Apply what you read:
**1)** Answer each question from the abstract on the mouse PCNA gene.
(a) How many exons does the mouse PCNA gene have?
(b) Within how many base pairs upstream of the transcription initiation site is the gene's promoter localized?
(c) Of the total 1256 bp of psi-PCNA-II, how many differ from the corresponding exon sequence of the gene?
**2)** Using the abstract on the mouse PCNA gene, explain in one to three sentences what the claim is based on that psi-PCNA-II arose about 5 x 10(5) years ago in the domesticus subspecies.

Extract provided:
::::

MOLECULAR-CLONING AND STRUCTURAL-ANALYSIS OF MOUSE GENE AND PSEUDOGENES FOR PROLIFERATING CELL NUCLEAR ANTIGEN

We have isolated clones containing the entire mouse proliferating cell nuclear antigen (PCNA) gene of 3890 bp and flanking sequences using a rat PCNA cDNA as a probe. The mouse gene has 6 exons whose sequences and junction points of exons with introns are extensively homologous to the human gene while sizes and nucleotide sequences of introns are much less conserved than exons. By a transient expression assay of chloramphenicol acetyltransferase, the promoter of this gene is localized within 200 bp upstream of the transcription initiation site. We have also isolated two processed pseudogenes. Homology between the first one (psi-PCNA-I) and the exons of the PCNA gene was 76.8% in the region so far sequenced. The second one (psi-PCNA-II) consists of a region highly homologous to the entire exons of the PCNA gene, and only 9 out of total 1256 bp are different from the corresponding exon sequence of the gene. The 5'-flanking region of the psi-PCNA-II did not function as an active promoter. Surveys in various wild and laboratory mice genomes suggest that the psi-PCNA-II was generated through the reverse transcription process of the PCNA mRNA about 5 x 10(5) years ago in the domesticus subspecies of Mus musculus, the house mouse. The psi-PCNA-II is tentatively mapped in the chromosome 17 of the C57BL mouse.

::::

Supplied material:
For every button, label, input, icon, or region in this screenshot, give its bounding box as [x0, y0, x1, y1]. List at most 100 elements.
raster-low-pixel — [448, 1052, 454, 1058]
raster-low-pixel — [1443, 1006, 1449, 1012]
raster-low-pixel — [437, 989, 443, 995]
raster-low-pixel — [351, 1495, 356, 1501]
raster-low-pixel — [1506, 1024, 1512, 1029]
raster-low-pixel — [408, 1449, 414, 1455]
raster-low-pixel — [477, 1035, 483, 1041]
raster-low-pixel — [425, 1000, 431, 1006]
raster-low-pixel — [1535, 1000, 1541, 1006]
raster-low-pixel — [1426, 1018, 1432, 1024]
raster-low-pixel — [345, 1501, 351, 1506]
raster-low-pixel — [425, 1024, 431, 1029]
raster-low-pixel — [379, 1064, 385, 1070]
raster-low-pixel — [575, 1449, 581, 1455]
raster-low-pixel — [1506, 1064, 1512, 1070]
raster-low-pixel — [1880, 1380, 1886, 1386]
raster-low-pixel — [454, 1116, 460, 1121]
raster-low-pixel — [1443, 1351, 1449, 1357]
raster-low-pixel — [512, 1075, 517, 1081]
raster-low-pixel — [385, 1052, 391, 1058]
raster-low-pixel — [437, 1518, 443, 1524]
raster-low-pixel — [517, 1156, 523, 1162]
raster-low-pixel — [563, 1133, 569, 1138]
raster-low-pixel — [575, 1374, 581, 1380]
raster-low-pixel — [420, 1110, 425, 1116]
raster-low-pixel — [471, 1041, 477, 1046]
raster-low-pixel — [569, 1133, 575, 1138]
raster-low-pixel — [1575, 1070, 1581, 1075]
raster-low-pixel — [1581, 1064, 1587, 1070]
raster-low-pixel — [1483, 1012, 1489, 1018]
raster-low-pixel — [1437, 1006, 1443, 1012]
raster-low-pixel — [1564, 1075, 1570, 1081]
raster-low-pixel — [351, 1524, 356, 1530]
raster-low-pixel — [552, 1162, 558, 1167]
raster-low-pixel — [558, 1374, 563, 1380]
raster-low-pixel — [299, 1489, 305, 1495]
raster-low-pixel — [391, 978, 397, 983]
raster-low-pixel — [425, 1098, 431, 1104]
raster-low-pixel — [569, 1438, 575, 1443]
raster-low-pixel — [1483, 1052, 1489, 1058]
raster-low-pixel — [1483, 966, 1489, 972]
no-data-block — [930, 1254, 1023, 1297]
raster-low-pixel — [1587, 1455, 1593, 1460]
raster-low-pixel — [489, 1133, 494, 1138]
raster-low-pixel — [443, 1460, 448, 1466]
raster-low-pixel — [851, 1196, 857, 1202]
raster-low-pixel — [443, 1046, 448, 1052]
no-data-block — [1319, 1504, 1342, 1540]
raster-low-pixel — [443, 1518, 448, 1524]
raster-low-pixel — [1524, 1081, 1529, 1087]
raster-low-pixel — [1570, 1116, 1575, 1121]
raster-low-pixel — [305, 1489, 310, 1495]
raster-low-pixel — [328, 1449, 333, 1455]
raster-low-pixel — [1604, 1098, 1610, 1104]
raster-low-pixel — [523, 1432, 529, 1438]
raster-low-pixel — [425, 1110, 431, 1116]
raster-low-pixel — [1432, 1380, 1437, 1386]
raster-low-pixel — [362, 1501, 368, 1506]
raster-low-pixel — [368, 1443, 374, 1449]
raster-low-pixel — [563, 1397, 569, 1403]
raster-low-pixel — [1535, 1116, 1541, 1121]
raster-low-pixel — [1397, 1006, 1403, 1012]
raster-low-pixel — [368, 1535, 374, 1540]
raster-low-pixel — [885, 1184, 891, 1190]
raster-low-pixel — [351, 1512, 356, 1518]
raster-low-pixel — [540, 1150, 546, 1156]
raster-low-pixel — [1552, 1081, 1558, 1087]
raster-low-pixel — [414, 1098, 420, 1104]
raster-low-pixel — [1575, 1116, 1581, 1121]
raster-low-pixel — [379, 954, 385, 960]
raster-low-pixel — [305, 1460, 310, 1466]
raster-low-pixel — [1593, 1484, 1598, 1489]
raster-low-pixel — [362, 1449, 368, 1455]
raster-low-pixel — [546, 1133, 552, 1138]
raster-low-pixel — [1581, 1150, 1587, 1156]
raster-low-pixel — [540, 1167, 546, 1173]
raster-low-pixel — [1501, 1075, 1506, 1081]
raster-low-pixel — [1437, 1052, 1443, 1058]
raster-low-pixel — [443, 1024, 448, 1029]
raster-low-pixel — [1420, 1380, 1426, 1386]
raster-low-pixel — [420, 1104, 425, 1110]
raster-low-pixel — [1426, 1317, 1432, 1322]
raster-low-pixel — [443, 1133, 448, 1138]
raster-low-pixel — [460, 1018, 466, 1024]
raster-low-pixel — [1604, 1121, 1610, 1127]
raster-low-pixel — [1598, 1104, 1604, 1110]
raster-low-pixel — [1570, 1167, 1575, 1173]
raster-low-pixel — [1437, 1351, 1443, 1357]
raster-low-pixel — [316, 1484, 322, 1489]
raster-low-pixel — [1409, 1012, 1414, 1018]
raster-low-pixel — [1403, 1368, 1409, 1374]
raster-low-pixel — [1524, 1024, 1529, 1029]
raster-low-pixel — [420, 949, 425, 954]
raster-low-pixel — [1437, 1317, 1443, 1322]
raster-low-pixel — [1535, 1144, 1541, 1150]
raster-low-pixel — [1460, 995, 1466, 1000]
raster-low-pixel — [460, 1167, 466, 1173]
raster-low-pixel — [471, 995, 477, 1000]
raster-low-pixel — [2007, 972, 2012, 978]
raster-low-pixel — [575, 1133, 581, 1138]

::::

Responses to the exercise:
**1)**
(a) 6
(b) 200 bp
(c) 9

**2)** The claim rests on surveys of the genomes of various wild and laboratory mice. These surveys suggest that psi-PCNA-II was generated through reverse transcription of the PCNA mRNA about 5 x 10(5) years ago in the domesticus subspecies of Mus musculus, the house mouse.